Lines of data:
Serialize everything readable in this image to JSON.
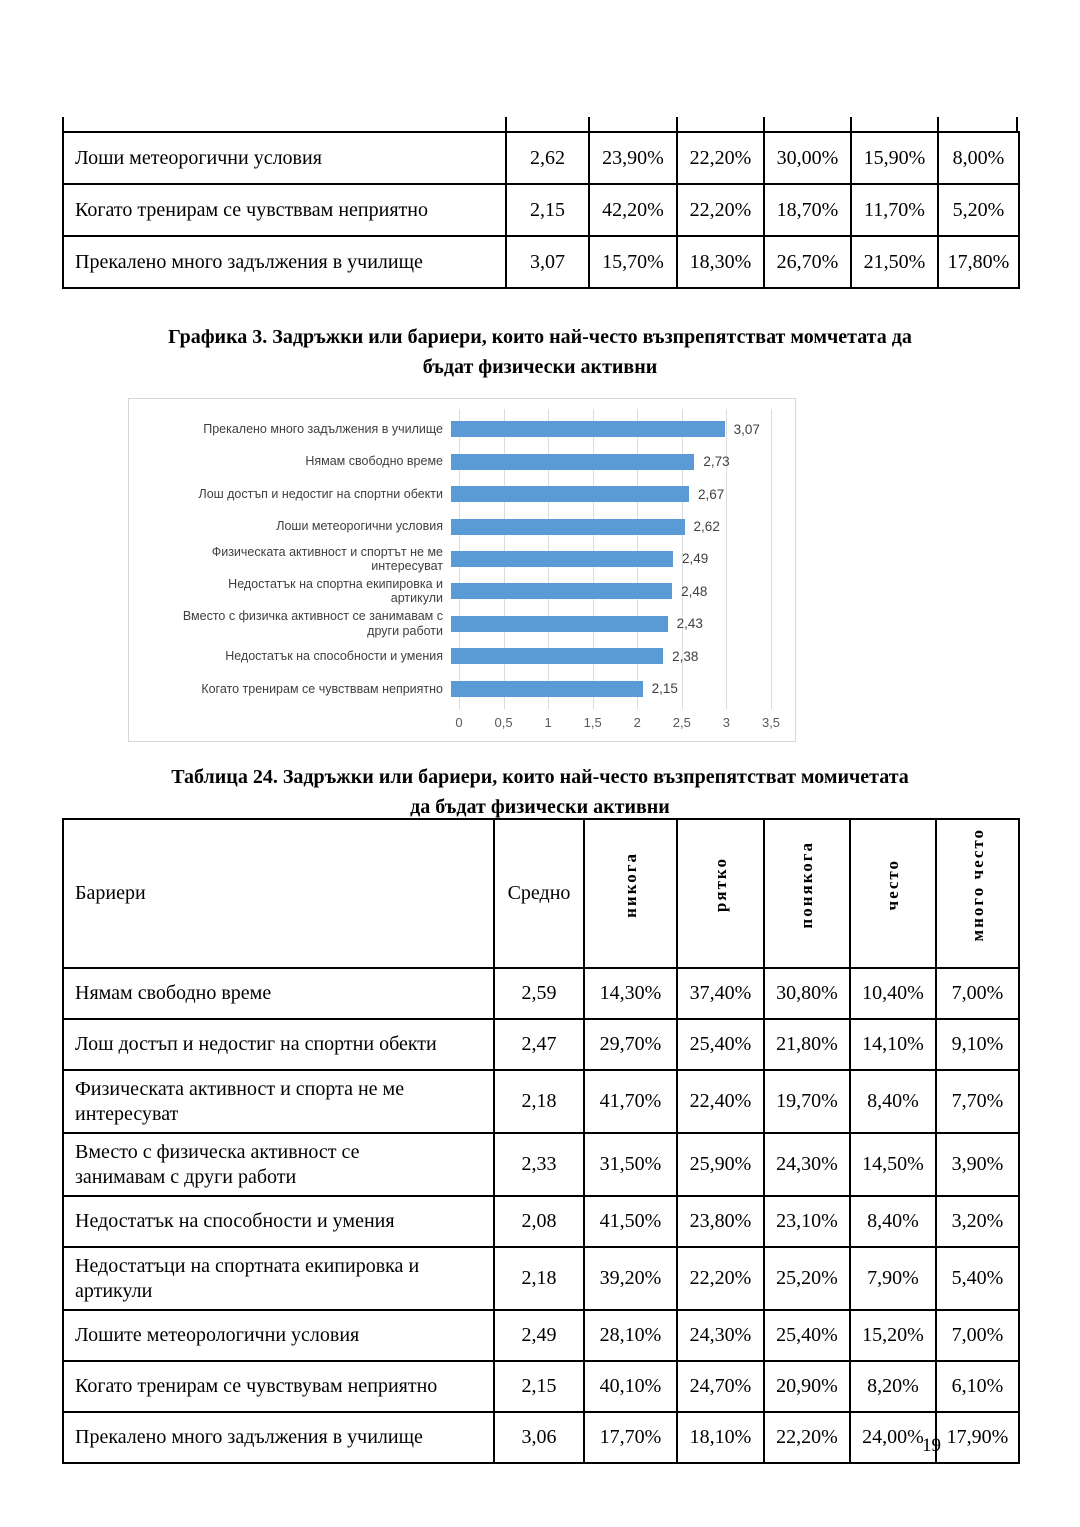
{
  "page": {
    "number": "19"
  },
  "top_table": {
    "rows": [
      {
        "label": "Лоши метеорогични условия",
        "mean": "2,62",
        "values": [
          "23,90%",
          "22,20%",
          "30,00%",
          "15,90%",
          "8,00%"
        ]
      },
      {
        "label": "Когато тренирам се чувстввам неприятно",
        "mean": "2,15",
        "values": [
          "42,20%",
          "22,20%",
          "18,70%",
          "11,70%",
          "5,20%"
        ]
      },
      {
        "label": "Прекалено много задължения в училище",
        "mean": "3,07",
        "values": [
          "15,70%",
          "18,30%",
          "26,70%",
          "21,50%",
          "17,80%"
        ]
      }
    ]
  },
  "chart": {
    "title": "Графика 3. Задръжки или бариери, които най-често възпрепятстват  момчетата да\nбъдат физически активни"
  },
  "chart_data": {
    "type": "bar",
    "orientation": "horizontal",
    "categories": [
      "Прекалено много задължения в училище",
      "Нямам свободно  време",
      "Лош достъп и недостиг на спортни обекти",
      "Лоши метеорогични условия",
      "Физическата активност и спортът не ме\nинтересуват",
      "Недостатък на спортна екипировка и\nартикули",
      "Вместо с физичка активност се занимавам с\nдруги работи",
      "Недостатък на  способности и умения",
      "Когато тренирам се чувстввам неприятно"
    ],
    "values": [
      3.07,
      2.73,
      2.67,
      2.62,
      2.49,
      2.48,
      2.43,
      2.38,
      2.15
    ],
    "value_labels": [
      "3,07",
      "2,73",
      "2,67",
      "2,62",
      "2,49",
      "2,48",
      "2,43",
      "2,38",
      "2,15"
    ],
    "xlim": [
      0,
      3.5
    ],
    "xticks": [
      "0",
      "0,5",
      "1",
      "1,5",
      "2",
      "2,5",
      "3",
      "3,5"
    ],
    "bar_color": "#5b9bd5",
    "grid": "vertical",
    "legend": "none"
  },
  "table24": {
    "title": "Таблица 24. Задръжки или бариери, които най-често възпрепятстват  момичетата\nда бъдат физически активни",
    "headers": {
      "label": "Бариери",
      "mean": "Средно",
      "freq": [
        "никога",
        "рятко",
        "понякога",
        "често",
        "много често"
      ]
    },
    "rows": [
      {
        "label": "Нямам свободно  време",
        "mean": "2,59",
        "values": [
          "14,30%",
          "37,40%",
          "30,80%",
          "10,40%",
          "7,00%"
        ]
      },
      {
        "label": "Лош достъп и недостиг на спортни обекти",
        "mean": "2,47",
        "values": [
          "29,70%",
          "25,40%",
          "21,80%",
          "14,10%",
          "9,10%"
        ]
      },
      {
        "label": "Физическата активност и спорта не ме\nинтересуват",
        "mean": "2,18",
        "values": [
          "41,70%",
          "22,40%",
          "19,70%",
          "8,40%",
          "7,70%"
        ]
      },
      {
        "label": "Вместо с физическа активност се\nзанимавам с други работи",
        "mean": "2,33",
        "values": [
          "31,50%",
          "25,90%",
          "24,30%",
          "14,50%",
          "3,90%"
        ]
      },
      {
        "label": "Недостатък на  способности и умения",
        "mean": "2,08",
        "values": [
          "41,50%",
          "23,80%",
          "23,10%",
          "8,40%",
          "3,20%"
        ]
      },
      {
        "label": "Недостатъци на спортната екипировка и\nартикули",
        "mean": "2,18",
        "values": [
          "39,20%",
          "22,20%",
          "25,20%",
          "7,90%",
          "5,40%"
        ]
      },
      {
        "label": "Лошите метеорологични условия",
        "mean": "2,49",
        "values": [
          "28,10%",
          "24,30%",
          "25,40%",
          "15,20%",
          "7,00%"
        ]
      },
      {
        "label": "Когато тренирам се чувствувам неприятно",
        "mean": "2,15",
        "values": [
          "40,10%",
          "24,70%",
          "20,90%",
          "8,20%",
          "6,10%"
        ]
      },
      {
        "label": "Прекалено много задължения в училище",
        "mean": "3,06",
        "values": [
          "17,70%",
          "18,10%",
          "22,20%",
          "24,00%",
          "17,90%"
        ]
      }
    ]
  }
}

— WHAT YOU WILL DO —
Say, as a single number and nothing more, how many lines of the entries contain the word "спортни".

— OUTPUT BELOW —
2